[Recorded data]
※
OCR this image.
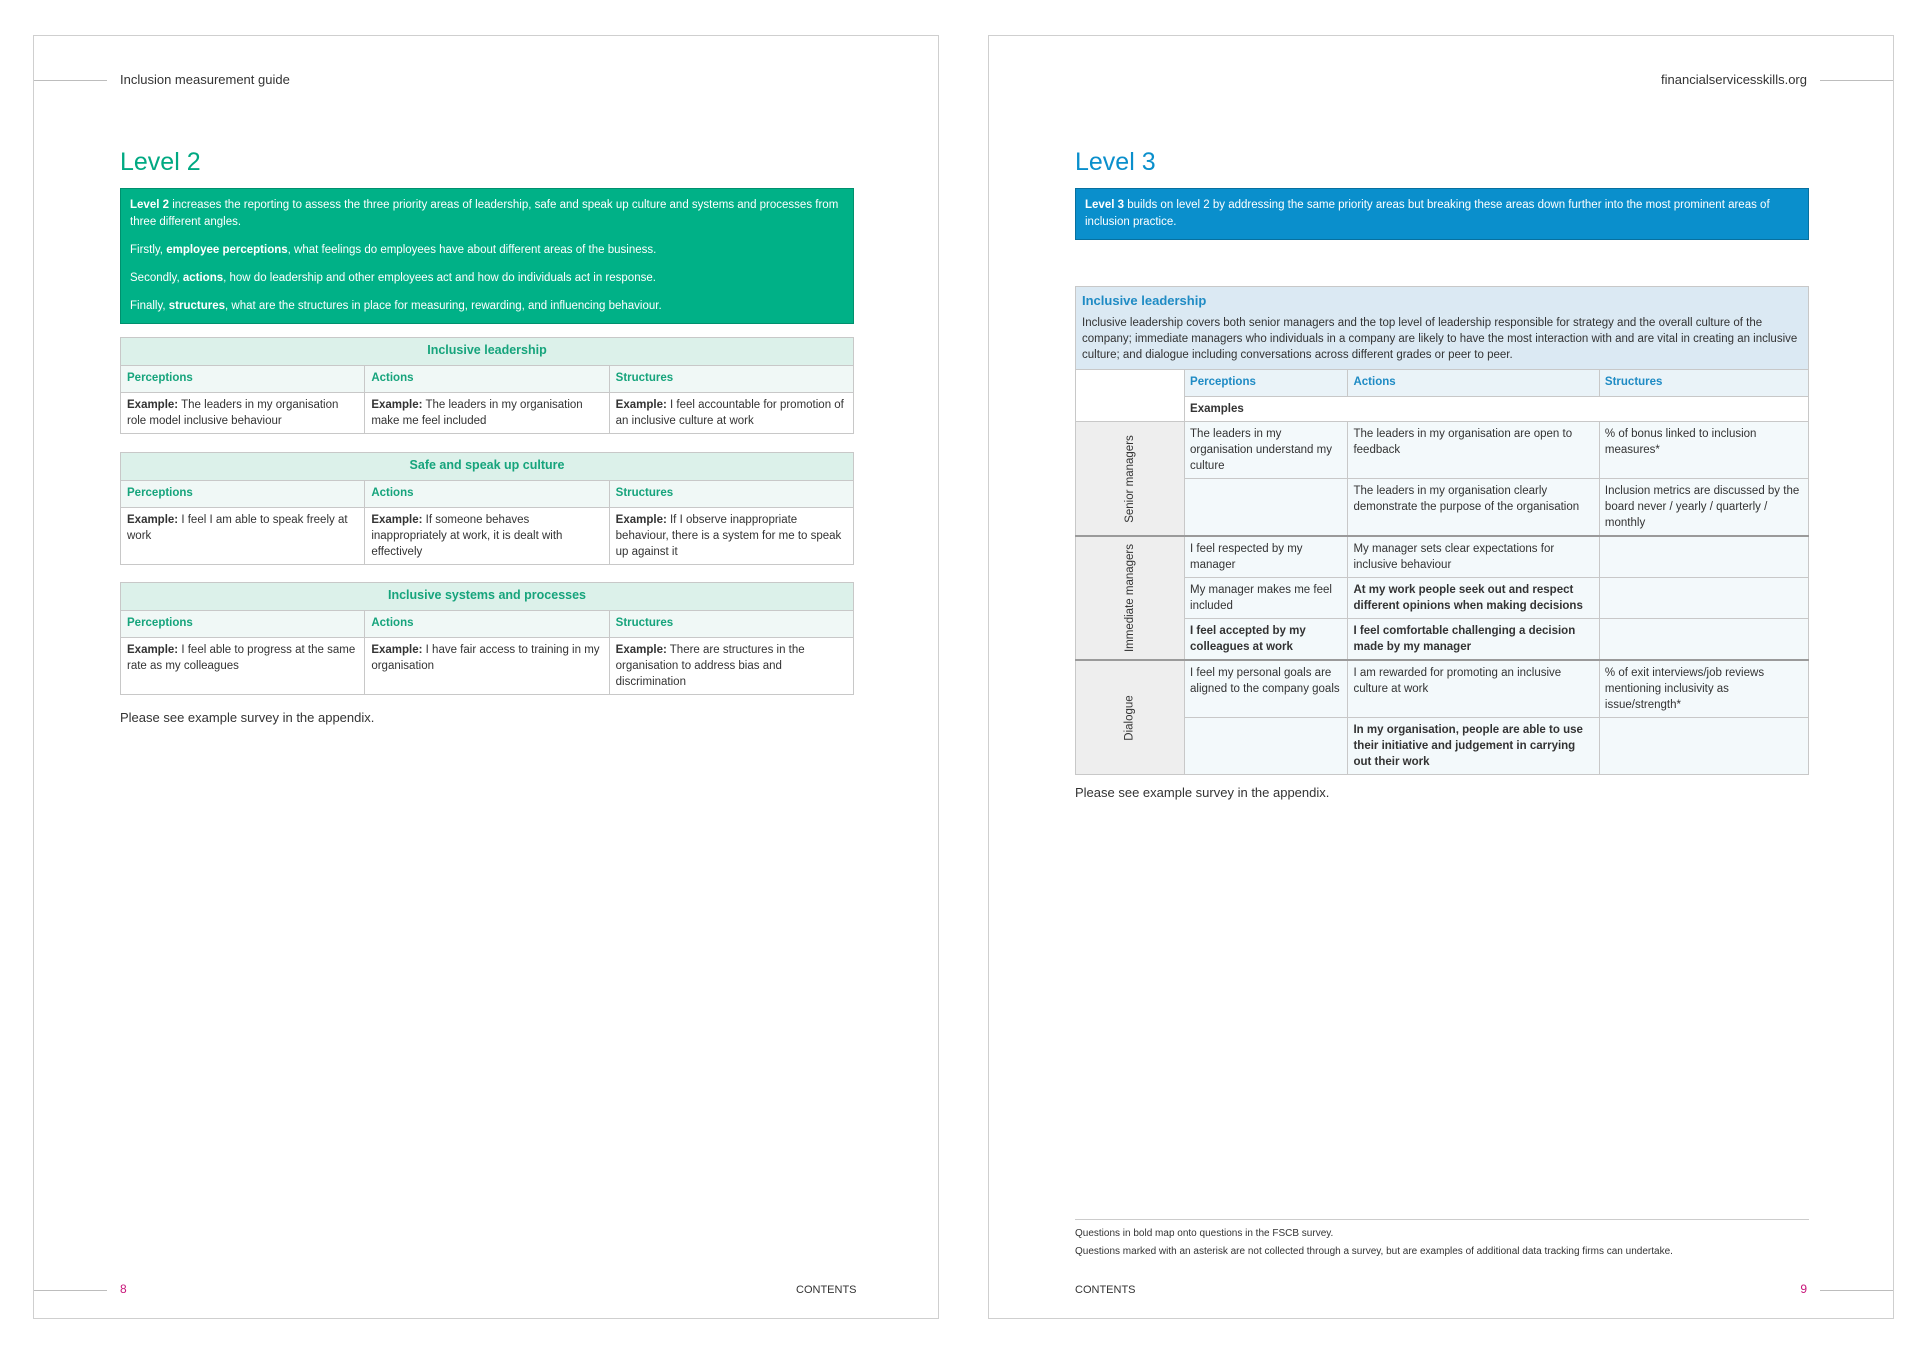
Inclusion measurement guide
Level 2

Level 2 increases the reporting to assess the three priority areas of leadership, safe and speak up culture and systems and processes from three different angles.

Firstly, employee perceptions, what feelings do employees have about different areas of the business.

Secondly, actions, how do leadership and other employees act and how do individuals act in response.

Finally, structures, what are the structures in place for measuring, rewarding, and influencing behaviour.

Inclusive leadership		
Perceptions	Actions	Structures
Example: The leaders in my organisation role model inclusive behaviour	Example: The leaders in my organisation make me feel included	Example: I feel accountable for promotion of an inclusive culture at work
Safe and speak up culture		
Perceptions	Actions	Structures
Example: I feel I am able to speak freely at work	Example: If someone behaves inappropriately at work, it is dealt with effectively	Example: If I observe inappropriate behaviour, there is a system for me to speak up against it
Inclusive systems and processes		
Perceptions	Actions	Structures
Example: I feel able to progress at the same rate as my colleagues	Example: I have fair access to training in my organisation	Example: There are structures in the organisation to address bias and discrimination
Please see example survey in the appendix.
8	CONTENTS
financialservicesskills.org
Level 3

Level 3 builds on level 2 by addressing the same priority areas but breaking these areas down further into the most prominent areas of inclusion practice.

Inclusive leadership
Inclusive leadership covers both senior managers and the top level of leadership responsible for strategy and the overall culture of the company; immediate managers who individuals in a company are likely to have the most interaction with and are vital in creating an inclusive culture; and dialogue including conversations across different grades or peer to peer.			
	Perceptions	Actions	Structures
	Examples		
Senior managers	The leaders in my organisation understand my culture	The leaders in my organisation are open to feedback	% of bonus linked to inclusion measures*
		The leaders in my organisation clearly demonstrate the purpose of the organisation	Inclusion metrics are discussed by the board never / yearly / quarterly / monthly
Immediate managers	I feel respected by my manager	My manager sets clear expectations for inclusive behaviour	
	My manager makes me feel included	At my work people seek out and respect different opinions when making decisions	
	I feel accepted by my colleagues at work	I feel comfortable challenging a decision made by my manager	
Dialogue	I feel my personal goals are aligned to the company goals	I am rewarded for promoting an inclusive culture at work	% of exit interviews/job reviews mentioning inclusivity as issue/strength*
		In my organisation, people are able to use their initiative and judgement in carrying out their work	
Please see example survey in the appendix.
Questions in bold map onto questions in the FSCB survey.
Questions marked with an asterisk are not collected through a survey, but are examples of additional data tracking firms can undertake.
CONTENTS	9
※
** Directive **
From the entries above, copy every line that holds the word "systems".

** Task output **
Level 2 increases the reporting to assess the three priority areas of leadership, safe and speak up culture and systems and processes from three different angles.
Inclusive systems and processes		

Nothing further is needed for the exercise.